Aim:
Print all the entries verbatim.
:::
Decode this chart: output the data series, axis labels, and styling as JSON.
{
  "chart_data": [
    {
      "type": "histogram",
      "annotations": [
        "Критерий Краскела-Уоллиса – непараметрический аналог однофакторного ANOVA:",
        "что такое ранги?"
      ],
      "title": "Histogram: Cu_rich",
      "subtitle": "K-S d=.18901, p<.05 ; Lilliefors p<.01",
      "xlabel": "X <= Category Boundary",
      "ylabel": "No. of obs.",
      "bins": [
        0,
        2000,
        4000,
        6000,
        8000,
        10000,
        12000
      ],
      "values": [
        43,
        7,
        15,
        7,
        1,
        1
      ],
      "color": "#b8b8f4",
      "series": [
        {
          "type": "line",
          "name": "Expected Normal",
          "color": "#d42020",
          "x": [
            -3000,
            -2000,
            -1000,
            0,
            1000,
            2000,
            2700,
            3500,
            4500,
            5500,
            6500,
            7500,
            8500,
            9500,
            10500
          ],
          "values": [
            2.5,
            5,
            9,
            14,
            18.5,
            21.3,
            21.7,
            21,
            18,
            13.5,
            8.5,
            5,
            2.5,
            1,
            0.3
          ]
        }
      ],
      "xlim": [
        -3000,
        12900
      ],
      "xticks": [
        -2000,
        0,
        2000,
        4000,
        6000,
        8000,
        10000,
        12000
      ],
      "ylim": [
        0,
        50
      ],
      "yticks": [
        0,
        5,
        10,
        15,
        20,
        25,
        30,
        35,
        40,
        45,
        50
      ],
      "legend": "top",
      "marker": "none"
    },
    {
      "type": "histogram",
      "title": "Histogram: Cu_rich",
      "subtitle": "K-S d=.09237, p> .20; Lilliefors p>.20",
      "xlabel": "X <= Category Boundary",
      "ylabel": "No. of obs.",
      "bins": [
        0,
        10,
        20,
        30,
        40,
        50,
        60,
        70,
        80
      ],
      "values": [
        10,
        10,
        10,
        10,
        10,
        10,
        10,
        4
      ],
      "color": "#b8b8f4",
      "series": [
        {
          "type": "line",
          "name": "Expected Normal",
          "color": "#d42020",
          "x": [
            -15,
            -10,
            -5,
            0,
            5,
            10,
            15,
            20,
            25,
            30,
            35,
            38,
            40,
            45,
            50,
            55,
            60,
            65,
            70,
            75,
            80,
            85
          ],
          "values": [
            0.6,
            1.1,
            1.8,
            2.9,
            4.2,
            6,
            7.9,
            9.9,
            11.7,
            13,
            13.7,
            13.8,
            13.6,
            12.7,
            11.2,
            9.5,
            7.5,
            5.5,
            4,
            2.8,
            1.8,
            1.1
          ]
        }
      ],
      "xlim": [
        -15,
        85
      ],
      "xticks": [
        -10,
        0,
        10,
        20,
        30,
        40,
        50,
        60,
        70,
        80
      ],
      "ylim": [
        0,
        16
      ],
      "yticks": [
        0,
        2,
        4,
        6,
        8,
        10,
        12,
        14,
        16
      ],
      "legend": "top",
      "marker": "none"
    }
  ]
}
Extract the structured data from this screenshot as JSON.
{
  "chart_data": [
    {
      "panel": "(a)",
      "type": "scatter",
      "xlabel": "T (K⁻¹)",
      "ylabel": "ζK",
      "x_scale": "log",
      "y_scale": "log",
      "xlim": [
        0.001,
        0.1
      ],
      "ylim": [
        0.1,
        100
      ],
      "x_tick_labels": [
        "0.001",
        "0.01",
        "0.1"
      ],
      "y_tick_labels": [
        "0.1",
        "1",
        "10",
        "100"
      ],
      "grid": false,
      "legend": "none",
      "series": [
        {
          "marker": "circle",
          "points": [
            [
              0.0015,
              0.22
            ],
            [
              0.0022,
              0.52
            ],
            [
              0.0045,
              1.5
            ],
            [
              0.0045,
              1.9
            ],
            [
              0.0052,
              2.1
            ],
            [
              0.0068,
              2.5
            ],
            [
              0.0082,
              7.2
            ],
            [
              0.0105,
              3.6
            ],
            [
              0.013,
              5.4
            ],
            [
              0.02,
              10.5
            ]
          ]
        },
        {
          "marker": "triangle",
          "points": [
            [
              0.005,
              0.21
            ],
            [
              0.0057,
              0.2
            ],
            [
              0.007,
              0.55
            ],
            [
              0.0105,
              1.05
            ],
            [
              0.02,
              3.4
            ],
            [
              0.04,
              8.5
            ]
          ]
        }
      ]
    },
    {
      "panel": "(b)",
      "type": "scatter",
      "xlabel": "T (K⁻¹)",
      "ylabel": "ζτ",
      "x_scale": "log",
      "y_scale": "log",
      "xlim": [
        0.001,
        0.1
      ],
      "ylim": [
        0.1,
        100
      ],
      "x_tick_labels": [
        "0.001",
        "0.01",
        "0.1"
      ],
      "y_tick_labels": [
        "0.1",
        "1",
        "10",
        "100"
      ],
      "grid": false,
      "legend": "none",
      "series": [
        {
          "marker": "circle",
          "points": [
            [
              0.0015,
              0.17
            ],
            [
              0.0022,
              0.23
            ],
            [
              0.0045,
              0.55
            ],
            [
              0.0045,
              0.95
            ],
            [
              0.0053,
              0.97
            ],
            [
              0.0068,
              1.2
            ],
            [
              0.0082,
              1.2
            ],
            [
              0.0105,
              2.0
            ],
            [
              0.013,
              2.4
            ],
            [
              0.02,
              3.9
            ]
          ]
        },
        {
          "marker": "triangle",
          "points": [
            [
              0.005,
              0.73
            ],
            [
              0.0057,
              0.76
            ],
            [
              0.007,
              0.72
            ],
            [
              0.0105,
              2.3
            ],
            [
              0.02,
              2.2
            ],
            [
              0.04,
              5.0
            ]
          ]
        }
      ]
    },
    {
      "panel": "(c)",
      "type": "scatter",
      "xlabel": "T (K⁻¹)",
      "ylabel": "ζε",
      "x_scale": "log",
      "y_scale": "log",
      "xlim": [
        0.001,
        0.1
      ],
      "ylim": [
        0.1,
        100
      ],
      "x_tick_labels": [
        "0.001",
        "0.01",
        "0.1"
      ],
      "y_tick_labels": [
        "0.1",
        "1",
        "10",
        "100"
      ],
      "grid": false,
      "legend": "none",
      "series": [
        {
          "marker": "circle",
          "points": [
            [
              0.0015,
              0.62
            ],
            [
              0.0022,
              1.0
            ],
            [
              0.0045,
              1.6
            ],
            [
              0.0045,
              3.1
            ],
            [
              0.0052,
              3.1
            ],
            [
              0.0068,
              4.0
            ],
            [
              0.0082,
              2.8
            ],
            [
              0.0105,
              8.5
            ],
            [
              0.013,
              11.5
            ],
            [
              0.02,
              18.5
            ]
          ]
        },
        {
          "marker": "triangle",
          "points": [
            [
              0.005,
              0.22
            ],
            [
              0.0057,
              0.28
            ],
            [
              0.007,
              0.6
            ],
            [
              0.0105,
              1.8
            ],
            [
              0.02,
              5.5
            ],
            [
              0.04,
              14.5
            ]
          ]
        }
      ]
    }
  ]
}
:::
The response:
Decode this chart: output the data series, axis labels, and styling as JSON.
{
  "chart_data": [
    {
      "type": "histogram",
      "annotations": [
        "Критерий Краскела-Уоллиса – непараметрический аналог однофакторного ANOVA:",
        "что такое ранги?"
      ],
      "title": "Histogram: Cu_rich",
      "subtitle": "K-S d=.18901, p<.05 ; Lilliefors p<.01",
      "xlabel": "X <= Category Boundary",
      "ylabel": "No. of obs.",
      "bins": [
        0,
        2000,
        4000,
        6000,
        8000,
        10000,
        12000
      ],
      "values": [
        43,
        7,
        15,
        7,
        1,
        1
      ],
      "color": "#b8b8f4",
      "series": [
        {
          "type": "line",
          "name": "Expected Normal",
          "color": "#d42020",
          "x": [
            -3000,
            -2000,
            -1000,
            0,
            1000,
            2000,
            2700,
            3500,
            4500,
            5500,
            6500,
            7500,
            8500,
            9500,
            10500
          ],
          "values": [
            2.5,
            5,
            9,
            14,
            18.5,
            21.3,
            21.7,
            21,
            18,
            13.5,
            8.5,
            5,
            2.5,
            1,
            0.3
          ]
        }
      ],
      "xlim": [
        -3000,
        12900
      ],
      "xticks": [
        -2000,
        0,
        2000,
        4000,
        6000,
        8000,
        10000,
        12000
      ],
      "ylim": [
        0,
        50
      ],
      "yticks": [
        0,
        5,
        10,
        15,
        20,
        25,
        30,
        35,
        40,
        45,
        50
      ],
      "legend": "top",
      "marker": "none"
    },
    {
      "type": "histogram",
      "title": "Histogram: Cu_rich",
      "subtitle": "K-S d=.09237, p> .20; Lilliefors p>.20",
      "xlabel": "X <= Category Boundary",
      "ylabel": "No. of obs.",
      "bins": [
        0,
        10,
        20,
        30,
        40,
        50,
        60,
        70,
        80
      ],
      "values": [
        10,
        10,
        10,
        10,
        10,
        10,
        10,
        4
      ],
      "color": "#b8b8f4",
      "series": [
        {
          "type": "line",
          "name": "Expected Normal",
          "color": "#d42020",
          "x": [
            -15,
            -10,
            -5,
            0,
            5,
            10,
            15,
            20,
            25,
            30,
            35,
            38,
            40,
            45,
            50,
            55,
            60,
            65,
            70,
            75,
            80,
            85
          ],
          "values": [
            0.6,
            1.1,
            1.8,
            2.9,
            4.2,
            6,
            7.9,
            9.9,
            11.7,
            13,
            13.7,
            13.8,
            13.6,
            12.7,
            11.2,
            9.5,
            7.5,
            5.5,
            4,
            2.8,
            1.8,
            1.1
          ]
        }
      ],
      "xlim": [
        -15,
        85
      ],
      "xticks": [
        -10,
        0,
        10,
        20,
        30,
        40,
        50,
        60,
        70,
        80
      ],
      "ylim": [
        0,
        16
      ],
      "yticks": [
        0,
        2,
        4,
        6,
        8,
        10,
        12,
        14,
        16
      ],
      "legend": "top",
      "marker": "none"
    }
  ]
}
Extract the structured data from this screenshot as JSON.
{
  "chart_data": [
    {
      "panel": "(a)",
      "type": "scatter",
      "xlabel": "T (K⁻¹)",
      "ylabel": "ζK",
      "x_scale": "log",
      "y_scale": "log",
      "xlim": [
        0.001,
        0.1
      ],
      "ylim": [
        0.1,
        100
      ],
      "x_tick_labels": [
        "0.001",
        "0.01",
        "0.1"
      ],
      "y_tick_labels": [
        "0.1",
        "1",
        "10",
        "100"
      ],
      "grid": false,
      "legend": "none",
      "series": [
        {
          "marker": "circle",
          "points": [
            [
              0.0015,
              0.22
            ],
            [
              0.0022,
              0.52
            ],
            [
              0.0045,
              1.5
            ],
            [
              0.0045,
              1.9
            ],
            [
              0.0052,
              2.1
            ],
            [
              0.0068,
              2.5
            ],
            [
              0.0082,
              7.2
            ],
            [
              0.0105,
              3.6
            ],
            [
              0.013,
              5.4
            ],
            [
              0.02,
              10.5
            ]
          ]
        },
        {
          "marker": "triangle",
          "points": [
            [
              0.005,
              0.21
            ],
            [
              0.0057,
              0.2
            ],
            [
              0.007,
              0.55
            ],
            [
              0.0105,
              1.05
            ],
            [
              0.02,
              3.4
            ],
            [
              0.04,
              8.5
            ]
          ]
        }
      ]
    },
    {
      "panel": "(b)",
      "type": "scatter",
      "xlabel": "T (K⁻¹)",
      "ylabel": "ζτ",
      "x_scale": "log",
      "y_scale": "log",
      "xlim": [
        0.001,
        0.1
      ],
      "ylim": [
        0.1,
        100
      ],
      "x_tick_labels": [
        "0.001",
        "0.01",
        "0.1"
      ],
      "y_tick_labels": [
        "0.1",
        "1",
        "10",
        "100"
      ],
      "grid": false,
      "legend": "none",
      "series": [
        {
          "marker": "circle",
          "points": [
            [
              0.0015,
              0.17
            ],
            [
              0.0022,
              0.23
            ],
            [
              0.0045,
              0.55
            ],
            [
              0.0045,
              0.95
            ],
            [
              0.0053,
              0.97
            ],
            [
              0.0068,
              1.2
            ],
            [
              0.0082,
              1.2
            ],
            [
              0.0105,
              2.0
            ],
            [
              0.013,
              2.4
            ],
            [
              0.02,
              3.9
            ]
          ]
        },
        {
          "marker": "triangle",
          "points": [
            [
              0.005,
              0.73
            ],
            [
              0.0057,
              0.76
            ],
            [
              0.007,
              0.72
            ],
            [
              0.0105,
              2.3
            ],
            [
              0.02,
              2.2
            ],
            [
              0.04,
              5.0
            ]
          ]
        }
      ]
    },
    {
      "panel": "(c)",
      "type": "scatter",
      "xlabel": "T (K⁻¹)",
      "ylabel": "ζε",
      "x_scale": "log",
      "y_scale": "log",
      "xlim": [
        0.001,
        0.1
      ],
      "ylim": [
        0.1,
        100
      ],
      "x_tick_labels": [
        "0.001",
        "0.01",
        "0.1"
      ],
      "y_tick_labels": [
        "0.1",
        "1",
        "10",
        "100"
      ],
      "grid": false,
      "legend": "none",
      "series": [
        {
          "marker": "circle",
          "points": [
            [
              0.0015,
              0.62
            ],
            [
              0.0022,
              1.0
            ],
            [
              0.0045,
              1.6
            ],
            [
              0.0045,
              3.1
            ],
            [
              0.0052,
              3.1
            ],
            [
              0.0068,
              4.0
            ],
            [
              0.0082,
              2.8
            ],
            [
              0.0105,
              8.5
            ],
            [
              0.013,
              11.5
            ],
            [
              0.02,
              18.5
            ]
          ]
        },
        {
          "marker": "triangle",
          "points": [
            [
              0.005,
              0.22
            ],
            [
              0.0057,
              0.28
            ],
            [
              0.007,
              0.6
            ],
            [
              0.0105,
              1.8
            ],
            [
              0.02,
              5.5
            ],
            [
              0.04,
              14.5
            ]
          ]
        }
      ]
    }
  ]
}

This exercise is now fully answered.